* Exercise aim *
Tally the lines in the records underneath that contain the string "Zone", and state the figure by itself.

* Dataset excerpts *
>> Begin
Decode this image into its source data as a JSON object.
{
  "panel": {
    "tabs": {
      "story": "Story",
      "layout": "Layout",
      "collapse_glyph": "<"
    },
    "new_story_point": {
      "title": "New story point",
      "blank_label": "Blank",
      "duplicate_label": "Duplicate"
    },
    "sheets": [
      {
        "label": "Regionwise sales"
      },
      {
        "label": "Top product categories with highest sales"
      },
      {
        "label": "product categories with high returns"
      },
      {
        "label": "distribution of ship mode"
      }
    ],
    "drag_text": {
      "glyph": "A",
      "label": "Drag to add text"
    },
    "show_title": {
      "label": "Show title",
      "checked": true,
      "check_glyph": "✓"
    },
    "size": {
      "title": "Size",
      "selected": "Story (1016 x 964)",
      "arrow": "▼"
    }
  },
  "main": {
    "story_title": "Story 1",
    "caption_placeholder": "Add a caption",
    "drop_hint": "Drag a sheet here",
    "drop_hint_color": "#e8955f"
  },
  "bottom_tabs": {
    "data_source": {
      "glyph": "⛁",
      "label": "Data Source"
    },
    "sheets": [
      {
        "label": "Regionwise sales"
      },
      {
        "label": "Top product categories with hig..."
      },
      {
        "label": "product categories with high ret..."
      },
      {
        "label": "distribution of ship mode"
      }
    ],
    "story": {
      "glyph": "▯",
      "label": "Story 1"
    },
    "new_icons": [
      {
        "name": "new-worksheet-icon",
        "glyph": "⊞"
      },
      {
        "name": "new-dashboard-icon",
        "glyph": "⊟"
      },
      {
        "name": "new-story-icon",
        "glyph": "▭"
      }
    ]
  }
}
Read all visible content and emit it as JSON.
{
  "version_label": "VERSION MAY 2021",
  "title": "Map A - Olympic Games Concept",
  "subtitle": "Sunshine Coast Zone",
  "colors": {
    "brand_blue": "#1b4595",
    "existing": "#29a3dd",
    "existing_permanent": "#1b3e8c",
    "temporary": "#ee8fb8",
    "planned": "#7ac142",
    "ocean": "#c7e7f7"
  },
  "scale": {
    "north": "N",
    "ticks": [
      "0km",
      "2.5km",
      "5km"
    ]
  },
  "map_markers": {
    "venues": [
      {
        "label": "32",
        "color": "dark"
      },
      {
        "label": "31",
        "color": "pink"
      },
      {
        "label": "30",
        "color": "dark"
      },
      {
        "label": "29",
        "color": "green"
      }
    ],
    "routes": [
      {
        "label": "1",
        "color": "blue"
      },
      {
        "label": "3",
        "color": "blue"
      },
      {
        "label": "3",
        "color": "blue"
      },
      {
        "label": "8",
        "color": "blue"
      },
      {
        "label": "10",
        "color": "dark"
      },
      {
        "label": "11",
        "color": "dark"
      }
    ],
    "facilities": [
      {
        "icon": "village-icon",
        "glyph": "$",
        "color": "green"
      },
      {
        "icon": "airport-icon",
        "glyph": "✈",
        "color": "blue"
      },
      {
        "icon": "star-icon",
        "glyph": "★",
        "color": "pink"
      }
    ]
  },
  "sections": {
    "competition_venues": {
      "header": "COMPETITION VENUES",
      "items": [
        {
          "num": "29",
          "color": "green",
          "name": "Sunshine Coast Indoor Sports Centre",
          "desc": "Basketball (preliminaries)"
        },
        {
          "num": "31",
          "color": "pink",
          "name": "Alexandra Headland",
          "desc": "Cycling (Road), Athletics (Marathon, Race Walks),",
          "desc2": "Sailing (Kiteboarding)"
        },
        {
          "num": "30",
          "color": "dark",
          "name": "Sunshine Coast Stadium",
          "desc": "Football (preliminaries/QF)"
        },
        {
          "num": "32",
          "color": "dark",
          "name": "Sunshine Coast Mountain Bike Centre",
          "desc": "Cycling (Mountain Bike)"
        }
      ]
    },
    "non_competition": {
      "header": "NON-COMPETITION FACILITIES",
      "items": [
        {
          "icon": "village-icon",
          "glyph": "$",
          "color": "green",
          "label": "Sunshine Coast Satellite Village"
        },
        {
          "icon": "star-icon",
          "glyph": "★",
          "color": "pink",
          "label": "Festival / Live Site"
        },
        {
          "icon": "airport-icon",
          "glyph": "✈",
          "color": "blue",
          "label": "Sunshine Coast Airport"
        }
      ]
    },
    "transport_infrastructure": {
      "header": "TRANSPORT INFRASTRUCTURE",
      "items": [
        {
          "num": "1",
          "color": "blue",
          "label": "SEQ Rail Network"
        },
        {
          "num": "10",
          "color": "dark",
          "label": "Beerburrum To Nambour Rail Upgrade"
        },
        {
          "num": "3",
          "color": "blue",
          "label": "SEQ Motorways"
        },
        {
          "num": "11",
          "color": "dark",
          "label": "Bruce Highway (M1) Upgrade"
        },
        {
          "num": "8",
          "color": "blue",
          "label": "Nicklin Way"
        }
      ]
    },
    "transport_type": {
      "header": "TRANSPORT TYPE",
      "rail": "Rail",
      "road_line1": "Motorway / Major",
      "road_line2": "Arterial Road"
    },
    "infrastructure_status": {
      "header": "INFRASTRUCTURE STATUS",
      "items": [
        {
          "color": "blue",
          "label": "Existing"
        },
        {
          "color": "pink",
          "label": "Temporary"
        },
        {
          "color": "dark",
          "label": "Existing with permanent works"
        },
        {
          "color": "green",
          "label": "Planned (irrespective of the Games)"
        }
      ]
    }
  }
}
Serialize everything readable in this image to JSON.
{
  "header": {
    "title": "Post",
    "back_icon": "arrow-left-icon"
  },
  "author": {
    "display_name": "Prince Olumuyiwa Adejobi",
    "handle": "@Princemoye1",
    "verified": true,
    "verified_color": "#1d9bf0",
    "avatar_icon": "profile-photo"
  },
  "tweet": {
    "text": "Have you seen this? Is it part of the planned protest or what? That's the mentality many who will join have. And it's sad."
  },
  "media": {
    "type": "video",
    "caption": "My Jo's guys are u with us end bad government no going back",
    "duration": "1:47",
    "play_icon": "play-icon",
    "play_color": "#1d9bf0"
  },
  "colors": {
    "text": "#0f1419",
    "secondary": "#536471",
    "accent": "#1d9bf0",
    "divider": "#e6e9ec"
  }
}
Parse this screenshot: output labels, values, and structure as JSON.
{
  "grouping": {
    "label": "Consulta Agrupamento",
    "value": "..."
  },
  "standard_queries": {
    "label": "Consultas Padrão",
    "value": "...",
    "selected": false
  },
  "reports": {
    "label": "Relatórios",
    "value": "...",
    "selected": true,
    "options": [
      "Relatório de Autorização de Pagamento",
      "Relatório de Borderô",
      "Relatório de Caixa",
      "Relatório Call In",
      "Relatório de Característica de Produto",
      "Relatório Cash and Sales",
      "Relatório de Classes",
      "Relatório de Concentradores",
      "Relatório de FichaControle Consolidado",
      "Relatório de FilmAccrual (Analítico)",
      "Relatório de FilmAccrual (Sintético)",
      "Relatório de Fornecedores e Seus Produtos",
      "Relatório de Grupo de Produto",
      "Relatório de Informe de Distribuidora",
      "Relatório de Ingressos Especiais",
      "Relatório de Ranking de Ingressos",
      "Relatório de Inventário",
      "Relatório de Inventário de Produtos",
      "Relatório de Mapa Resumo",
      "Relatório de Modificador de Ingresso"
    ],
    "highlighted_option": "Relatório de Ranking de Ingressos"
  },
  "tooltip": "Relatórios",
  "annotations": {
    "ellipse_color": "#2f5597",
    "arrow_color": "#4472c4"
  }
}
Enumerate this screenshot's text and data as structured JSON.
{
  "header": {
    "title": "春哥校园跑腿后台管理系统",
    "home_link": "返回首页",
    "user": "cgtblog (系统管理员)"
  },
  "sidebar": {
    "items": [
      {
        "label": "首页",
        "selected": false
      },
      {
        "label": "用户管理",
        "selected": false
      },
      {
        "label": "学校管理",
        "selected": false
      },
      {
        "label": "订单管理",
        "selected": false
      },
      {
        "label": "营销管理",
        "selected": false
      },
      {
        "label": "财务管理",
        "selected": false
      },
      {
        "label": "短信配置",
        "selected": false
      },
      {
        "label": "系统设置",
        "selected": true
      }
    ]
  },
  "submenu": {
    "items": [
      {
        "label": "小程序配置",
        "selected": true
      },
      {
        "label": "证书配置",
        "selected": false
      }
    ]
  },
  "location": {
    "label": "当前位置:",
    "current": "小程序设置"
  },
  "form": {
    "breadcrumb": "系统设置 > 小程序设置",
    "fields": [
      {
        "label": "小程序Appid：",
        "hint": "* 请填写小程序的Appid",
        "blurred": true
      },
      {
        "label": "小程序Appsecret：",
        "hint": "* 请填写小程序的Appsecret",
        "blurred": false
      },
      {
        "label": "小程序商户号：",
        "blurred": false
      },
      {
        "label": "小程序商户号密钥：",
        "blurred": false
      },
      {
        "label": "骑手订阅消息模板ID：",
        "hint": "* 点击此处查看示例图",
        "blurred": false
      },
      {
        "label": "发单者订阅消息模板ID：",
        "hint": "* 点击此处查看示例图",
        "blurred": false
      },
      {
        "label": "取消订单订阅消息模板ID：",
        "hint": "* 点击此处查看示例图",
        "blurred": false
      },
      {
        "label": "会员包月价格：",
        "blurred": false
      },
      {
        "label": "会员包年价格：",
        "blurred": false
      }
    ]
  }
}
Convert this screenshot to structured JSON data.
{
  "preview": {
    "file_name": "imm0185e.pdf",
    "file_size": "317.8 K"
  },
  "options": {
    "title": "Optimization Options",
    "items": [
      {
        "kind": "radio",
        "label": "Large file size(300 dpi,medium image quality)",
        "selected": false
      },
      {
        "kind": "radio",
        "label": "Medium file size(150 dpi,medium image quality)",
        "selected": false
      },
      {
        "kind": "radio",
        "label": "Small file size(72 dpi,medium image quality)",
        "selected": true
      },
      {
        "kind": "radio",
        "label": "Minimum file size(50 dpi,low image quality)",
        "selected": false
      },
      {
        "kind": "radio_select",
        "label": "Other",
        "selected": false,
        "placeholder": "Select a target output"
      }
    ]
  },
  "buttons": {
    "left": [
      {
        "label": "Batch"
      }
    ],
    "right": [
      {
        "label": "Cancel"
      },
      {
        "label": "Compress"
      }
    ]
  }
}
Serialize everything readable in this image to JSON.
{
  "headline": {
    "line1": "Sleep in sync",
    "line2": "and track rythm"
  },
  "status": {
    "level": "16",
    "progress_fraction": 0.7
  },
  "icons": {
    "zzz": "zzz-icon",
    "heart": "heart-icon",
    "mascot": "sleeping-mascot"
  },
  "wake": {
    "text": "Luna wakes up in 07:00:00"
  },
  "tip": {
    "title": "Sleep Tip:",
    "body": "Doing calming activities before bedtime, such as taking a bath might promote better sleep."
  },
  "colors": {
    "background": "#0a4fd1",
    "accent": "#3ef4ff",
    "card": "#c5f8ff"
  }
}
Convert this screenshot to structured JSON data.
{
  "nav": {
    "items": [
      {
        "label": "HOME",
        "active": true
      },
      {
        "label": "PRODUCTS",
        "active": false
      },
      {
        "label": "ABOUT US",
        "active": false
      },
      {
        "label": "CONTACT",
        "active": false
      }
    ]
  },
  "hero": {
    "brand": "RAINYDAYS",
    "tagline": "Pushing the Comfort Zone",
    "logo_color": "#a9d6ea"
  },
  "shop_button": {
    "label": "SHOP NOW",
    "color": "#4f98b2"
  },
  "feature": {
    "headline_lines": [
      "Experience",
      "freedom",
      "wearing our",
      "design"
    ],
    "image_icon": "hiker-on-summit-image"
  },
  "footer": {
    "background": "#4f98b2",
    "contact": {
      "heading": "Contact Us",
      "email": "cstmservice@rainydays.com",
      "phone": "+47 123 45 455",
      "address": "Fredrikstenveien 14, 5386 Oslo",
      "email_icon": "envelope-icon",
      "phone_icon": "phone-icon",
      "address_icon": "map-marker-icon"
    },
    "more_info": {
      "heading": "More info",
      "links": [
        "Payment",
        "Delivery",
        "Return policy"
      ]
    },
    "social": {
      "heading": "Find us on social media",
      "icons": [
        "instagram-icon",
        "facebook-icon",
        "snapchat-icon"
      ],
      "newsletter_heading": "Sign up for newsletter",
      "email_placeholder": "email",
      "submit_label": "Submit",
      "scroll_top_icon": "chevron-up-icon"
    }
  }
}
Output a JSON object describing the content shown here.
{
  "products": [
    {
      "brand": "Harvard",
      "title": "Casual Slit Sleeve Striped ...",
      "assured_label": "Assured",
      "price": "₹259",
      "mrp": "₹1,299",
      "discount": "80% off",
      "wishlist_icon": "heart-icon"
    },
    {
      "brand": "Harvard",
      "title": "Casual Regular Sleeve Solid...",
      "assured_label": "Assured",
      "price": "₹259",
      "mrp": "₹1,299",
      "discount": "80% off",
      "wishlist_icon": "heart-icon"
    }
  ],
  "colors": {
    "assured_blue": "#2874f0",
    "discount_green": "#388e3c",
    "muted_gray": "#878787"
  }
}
>> End
* Answer to the problem *
2